TASK REQUIREMENTS: Reproduce each line that includes the word "Children".

TASK INPUTS:
------

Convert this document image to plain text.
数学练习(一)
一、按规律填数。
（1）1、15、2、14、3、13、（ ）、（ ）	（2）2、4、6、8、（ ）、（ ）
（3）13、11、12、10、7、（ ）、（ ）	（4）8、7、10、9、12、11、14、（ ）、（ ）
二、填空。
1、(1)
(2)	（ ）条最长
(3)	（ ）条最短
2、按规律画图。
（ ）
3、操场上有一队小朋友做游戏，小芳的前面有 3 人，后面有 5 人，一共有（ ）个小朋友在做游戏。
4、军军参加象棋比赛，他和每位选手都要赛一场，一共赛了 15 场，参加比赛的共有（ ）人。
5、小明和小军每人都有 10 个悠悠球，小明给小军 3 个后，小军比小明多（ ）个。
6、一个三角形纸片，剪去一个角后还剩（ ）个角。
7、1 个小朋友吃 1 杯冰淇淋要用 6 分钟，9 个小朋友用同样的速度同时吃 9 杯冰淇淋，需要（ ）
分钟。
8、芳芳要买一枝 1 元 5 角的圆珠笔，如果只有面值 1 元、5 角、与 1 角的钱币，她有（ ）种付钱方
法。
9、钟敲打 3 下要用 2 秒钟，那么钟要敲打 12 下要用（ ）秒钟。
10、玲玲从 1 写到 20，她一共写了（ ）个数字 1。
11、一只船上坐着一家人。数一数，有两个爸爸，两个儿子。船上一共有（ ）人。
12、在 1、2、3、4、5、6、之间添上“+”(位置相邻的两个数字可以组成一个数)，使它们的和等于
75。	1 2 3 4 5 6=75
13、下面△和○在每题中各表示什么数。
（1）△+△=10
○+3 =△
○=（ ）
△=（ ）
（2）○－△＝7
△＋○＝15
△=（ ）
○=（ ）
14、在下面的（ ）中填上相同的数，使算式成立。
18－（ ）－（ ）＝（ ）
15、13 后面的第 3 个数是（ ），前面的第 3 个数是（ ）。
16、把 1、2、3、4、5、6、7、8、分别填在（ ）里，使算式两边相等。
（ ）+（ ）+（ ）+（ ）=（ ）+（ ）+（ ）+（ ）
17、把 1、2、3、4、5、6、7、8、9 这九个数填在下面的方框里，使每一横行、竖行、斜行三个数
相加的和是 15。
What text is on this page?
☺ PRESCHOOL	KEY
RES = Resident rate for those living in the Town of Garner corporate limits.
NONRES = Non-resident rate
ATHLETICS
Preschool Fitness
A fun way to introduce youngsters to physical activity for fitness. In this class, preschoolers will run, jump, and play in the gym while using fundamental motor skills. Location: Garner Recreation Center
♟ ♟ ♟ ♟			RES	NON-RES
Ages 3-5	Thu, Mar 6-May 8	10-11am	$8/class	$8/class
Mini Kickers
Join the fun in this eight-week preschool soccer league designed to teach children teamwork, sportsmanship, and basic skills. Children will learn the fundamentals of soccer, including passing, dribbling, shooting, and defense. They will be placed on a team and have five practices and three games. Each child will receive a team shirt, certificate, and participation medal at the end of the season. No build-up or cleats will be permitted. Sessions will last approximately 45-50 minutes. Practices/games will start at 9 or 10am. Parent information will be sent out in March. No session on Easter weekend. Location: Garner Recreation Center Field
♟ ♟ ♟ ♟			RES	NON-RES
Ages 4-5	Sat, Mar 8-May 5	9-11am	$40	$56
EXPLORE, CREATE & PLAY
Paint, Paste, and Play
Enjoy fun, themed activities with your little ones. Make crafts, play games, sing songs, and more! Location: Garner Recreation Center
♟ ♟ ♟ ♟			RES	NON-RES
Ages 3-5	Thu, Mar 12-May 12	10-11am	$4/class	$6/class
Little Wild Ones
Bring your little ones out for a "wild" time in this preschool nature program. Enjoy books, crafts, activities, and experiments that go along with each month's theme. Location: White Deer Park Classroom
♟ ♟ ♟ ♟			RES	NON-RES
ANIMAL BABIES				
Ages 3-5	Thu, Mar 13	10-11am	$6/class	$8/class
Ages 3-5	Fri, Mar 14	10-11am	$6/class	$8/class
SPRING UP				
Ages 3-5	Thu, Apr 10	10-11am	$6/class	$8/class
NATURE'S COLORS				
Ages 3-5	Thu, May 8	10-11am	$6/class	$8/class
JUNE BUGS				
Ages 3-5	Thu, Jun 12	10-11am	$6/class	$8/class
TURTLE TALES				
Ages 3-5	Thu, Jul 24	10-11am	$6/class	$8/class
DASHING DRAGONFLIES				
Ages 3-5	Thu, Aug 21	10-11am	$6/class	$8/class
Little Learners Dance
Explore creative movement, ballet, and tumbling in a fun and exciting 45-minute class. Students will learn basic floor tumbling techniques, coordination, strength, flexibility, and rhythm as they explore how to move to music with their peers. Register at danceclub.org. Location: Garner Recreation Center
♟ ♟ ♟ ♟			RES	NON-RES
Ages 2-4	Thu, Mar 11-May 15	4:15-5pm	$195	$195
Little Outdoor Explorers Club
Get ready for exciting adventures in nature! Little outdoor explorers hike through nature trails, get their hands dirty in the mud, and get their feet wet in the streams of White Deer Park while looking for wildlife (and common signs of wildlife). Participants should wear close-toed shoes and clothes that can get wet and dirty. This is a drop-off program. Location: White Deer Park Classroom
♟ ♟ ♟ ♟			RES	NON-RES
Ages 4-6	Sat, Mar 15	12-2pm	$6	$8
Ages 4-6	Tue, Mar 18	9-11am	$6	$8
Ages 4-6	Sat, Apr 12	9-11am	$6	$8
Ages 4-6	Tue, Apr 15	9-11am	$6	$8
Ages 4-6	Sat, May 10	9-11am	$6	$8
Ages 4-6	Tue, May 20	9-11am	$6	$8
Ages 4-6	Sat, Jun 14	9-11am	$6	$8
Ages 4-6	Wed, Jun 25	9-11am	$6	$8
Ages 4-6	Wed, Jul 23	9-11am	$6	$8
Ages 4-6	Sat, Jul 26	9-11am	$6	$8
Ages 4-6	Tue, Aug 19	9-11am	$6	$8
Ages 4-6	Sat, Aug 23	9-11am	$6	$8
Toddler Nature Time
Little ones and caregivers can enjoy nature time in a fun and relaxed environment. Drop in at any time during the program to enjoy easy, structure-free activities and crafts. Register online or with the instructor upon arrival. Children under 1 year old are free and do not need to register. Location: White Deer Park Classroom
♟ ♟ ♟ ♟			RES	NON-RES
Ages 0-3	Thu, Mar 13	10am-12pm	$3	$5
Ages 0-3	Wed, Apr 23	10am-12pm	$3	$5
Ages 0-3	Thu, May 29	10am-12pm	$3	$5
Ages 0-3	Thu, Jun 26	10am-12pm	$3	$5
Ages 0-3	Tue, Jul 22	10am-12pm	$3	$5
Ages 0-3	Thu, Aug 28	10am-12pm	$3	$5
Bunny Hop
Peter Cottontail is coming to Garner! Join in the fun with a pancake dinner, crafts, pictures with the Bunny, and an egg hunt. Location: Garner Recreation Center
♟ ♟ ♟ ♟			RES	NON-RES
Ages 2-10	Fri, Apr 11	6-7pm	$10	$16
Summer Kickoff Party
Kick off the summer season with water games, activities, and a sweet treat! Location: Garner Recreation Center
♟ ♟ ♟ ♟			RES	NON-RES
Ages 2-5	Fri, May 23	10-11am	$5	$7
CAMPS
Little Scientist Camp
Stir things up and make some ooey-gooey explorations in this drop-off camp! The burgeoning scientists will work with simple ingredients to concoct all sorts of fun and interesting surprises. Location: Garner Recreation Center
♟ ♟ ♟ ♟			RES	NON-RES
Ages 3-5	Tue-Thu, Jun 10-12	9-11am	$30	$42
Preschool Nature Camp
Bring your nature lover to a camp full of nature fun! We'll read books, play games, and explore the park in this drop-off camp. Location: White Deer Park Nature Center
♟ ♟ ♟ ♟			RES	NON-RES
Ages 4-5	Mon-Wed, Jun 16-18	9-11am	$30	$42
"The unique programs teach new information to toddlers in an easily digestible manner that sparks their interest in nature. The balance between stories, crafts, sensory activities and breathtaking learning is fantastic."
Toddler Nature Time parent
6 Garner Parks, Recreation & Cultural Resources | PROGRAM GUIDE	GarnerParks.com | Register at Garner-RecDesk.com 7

------

SOLUTION BELOW:
Join the fun in this eight-week preschool soccer league designed to teach children teamwork, sportsmanship, and basic skills. Children will learn the fundamentals of soccer, including passing, dribbling, shooting, and defense. They will be placed on a team and have five practices and three games. Each child will receive a team shirt, certificate, and participation medal at the end of the season. No build-up or cleats will be permitted. Sessions will last approximately 45-50 minutes. Practices/games will start at 9 or 10am. Parent information will be sent out in March. No session on Easter weekend. Location: Garner Recreation Center Field
Little ones and caregivers can enjoy nature time in a fun and relaxed environment. Drop in at any time during the program to enjoy easy, structure-free activities and crafts. Register online or with the instructor upon arrival. Children under 1 year old are free and do not need to register. Location: White Deer Park Classroom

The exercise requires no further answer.